#### YOUR GOAL:
Write out the material again exactly, please, and omit the pictures.

====== RECORDS FOR PROCESSING

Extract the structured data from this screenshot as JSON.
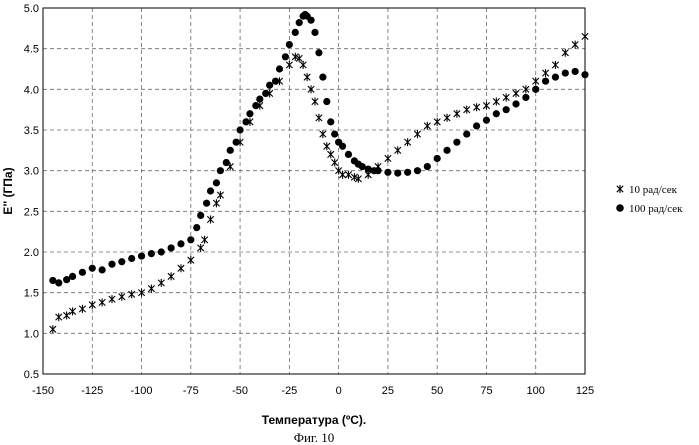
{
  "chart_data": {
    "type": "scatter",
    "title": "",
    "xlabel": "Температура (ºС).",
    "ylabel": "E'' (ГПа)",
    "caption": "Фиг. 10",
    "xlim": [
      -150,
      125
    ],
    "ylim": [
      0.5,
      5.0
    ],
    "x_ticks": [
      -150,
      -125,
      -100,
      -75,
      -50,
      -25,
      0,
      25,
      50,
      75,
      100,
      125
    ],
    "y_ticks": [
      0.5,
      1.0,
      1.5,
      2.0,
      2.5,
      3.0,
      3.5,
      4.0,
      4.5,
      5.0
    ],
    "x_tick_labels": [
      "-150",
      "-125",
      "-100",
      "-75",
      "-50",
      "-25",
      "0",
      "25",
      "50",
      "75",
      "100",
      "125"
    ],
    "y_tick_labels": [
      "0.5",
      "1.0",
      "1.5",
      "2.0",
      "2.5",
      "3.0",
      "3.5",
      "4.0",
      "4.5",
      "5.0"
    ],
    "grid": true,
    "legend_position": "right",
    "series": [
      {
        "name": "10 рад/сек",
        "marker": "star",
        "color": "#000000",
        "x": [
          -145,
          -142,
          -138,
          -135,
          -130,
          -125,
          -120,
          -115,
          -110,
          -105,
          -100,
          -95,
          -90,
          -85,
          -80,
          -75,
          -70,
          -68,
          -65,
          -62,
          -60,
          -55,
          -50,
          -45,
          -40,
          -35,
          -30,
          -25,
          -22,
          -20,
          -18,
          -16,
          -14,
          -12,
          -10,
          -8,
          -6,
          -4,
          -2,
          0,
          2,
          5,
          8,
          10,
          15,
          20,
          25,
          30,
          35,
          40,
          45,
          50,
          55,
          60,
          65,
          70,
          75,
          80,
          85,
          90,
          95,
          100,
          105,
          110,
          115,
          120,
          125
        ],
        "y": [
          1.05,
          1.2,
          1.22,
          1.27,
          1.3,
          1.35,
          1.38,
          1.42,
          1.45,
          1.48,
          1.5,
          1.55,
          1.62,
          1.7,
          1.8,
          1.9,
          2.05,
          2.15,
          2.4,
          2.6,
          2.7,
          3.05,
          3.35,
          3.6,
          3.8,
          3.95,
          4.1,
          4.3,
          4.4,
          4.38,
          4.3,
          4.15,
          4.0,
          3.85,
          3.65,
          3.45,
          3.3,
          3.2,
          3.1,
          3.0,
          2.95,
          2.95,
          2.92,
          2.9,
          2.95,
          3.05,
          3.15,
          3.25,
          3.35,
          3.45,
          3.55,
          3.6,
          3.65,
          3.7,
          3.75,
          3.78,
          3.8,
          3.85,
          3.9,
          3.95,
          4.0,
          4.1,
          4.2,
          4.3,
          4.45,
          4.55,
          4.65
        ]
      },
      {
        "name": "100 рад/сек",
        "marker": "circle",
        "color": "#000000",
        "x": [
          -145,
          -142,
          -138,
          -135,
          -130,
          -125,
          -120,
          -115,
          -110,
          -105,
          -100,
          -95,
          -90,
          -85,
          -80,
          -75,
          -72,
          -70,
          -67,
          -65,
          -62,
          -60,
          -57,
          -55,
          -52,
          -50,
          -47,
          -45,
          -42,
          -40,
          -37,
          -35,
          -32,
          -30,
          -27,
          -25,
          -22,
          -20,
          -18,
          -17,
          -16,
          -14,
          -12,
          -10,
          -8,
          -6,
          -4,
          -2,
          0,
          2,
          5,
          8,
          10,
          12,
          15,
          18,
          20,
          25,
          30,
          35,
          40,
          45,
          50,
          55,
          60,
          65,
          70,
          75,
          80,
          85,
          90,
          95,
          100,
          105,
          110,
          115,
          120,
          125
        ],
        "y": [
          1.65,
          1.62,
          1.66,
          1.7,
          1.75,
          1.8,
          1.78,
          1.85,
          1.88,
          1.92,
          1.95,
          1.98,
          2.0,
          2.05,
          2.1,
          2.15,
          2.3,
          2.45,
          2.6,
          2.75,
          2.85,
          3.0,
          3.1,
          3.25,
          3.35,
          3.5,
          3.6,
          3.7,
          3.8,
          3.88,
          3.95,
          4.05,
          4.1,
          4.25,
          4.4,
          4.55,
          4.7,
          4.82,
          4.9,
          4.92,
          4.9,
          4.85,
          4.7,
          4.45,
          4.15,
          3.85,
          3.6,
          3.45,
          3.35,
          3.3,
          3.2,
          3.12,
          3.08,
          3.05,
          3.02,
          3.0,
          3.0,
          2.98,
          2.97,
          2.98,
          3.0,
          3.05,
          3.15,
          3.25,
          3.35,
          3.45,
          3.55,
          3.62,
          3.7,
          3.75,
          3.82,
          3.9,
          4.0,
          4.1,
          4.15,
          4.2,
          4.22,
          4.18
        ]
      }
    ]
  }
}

============

#### RESPONSE TO THE EXERCISE:
Extract the structured data from this screenshot as JSON.
{
  "chart_data": {
    "type": "scatter",
    "title": "",
    "xlabel": "Температура (ºС).",
    "ylabel": "E'' (ГПа)",
    "caption": "Фиг. 10",
    "xlim": [
      -150,
      125
    ],
    "ylim": [
      0.5,
      5.0
    ],
    "x_ticks": [
      -150,
      -125,
      -100,
      -75,
      -50,
      -25,
      0,
      25,
      50,
      75,
      100,
      125
    ],
    "y_ticks": [
      0.5,
      1.0,
      1.5,
      2.0,
      2.5,
      3.0,
      3.5,
      4.0,
      4.5,
      5.0
    ],
    "x_tick_labels": [
      "-150",
      "-125",
      "-100",
      "-75",
      "-50",
      "-25",
      "0",
      "25",
      "50",
      "75",
      "100",
      "125"
    ],
    "y_tick_labels": [
      "0.5",
      "1.0",
      "1.5",
      "2.0",
      "2.5",
      "3.0",
      "3.5",
      "4.0",
      "4.5",
      "5.0"
    ],
    "grid": true,
    "legend_position": "right",
    "series": [
      {
        "name": "10 рад/сек",
        "marker": "star",
        "color": "#000000",
        "x": [
          -145,
          -142,
          -138,
          -135,
          -130,
          -125,
          -120,
          -115,
          -110,
          -105,
          -100,
          -95,
          -90,
          -85,
          -80,
          -75,
          -70,
          -68,
          -65,
          -62,
          -60,
          -55,
          -50,
          -45,
          -40,
          -35,
          -30,
          -25,
          -22,
          -20,
          -18,
          -16,
          -14,
          -12,
          -10,
          -8,
          -6,
          -4,
          -2,
          0,
          2,
          5,
          8,
          10,
          15,
          20,
          25,
          30,
          35,
          40,
          45,
          50,
          55,
          60,
          65,
          70,
          75,
          80,
          85,
          90,
          95,
          100,
          105,
          110,
          115,
          120,
          125
        ],
        "y": [
          1.05,
          1.2,
          1.22,
          1.27,
          1.3,
          1.35,
          1.38,
          1.42,
          1.45,
          1.48,
          1.5,
          1.55,
          1.62,
          1.7,
          1.8,
          1.9,
          2.05,
          2.15,
          2.4,
          2.6,
          2.7,
          3.05,
          3.35,
          3.6,
          3.8,
          3.95,
          4.1,
          4.3,
          4.4,
          4.38,
          4.3,
          4.15,
          4.0,
          3.85,
          3.65,
          3.45,
          3.3,
          3.2,
          3.1,
          3.0,
          2.95,
          2.95,
          2.92,
          2.9,
          2.95,
          3.05,
          3.15,
          3.25,
          3.35,
          3.45,
          3.55,
          3.6,
          3.65,
          3.7,
          3.75,
          3.78,
          3.8,
          3.85,
          3.9,
          3.95,
          4.0,
          4.1,
          4.2,
          4.3,
          4.45,
          4.55,
          4.65
        ]
      },
      {
        "name": "100 рад/сек",
        "marker": "circle",
        "color": "#000000",
        "x": [
          -145,
          -142,
          -138,
          -135,
          -130,
          -125,
          -120,
          -115,
          -110,
          -105,
          -100,
          -95,
          -90,
          -85,
          -80,
          -75,
          -72,
          -70,
          -67,
          -65,
          -62,
          -60,
          -57,
          -55,
          -52,
          -50,
          -47,
          -45,
          -42,
          -40,
          -37,
          -35,
          -32,
          -30,
          -27,
          -25,
          -22,
          -20,
          -18,
          -17,
          -16,
          -14,
          -12,
          -10,
          -8,
          -6,
          -4,
          -2,
          0,
          2,
          5,
          8,
          10,
          12,
          15,
          18,
          20,
          25,
          30,
          35,
          40,
          45,
          50,
          55,
          60,
          65,
          70,
          75,
          80,
          85,
          90,
          95,
          100,
          105,
          110,
          115,
          120,
          125
        ],
        "y": [
          1.65,
          1.62,
          1.66,
          1.7,
          1.75,
          1.8,
          1.78,
          1.85,
          1.88,
          1.92,
          1.95,
          1.98,
          2.0,
          2.05,
          2.1,
          2.15,
          2.3,
          2.45,
          2.6,
          2.75,
          2.85,
          3.0,
          3.1,
          3.25,
          3.35,
          3.5,
          3.6,
          3.7,
          3.8,
          3.88,
          3.95,
          4.05,
          4.1,
          4.25,
          4.4,
          4.55,
          4.7,
          4.82,
          4.9,
          4.92,
          4.9,
          4.85,
          4.7,
          4.45,
          4.15,
          3.85,
          3.6,
          3.45,
          3.35,
          3.3,
          3.2,
          3.12,
          3.08,
          3.05,
          3.02,
          3.0,
          3.0,
          2.98,
          2.97,
          2.98,
          3.0,
          3.05,
          3.15,
          3.25,
          3.35,
          3.45,
          3.55,
          3.62,
          3.7,
          3.75,
          3.82,
          3.9,
          4.0,
          4.1,
          4.15,
          4.2,
          4.22,
          4.18
        ]
      }
    ]
  }
}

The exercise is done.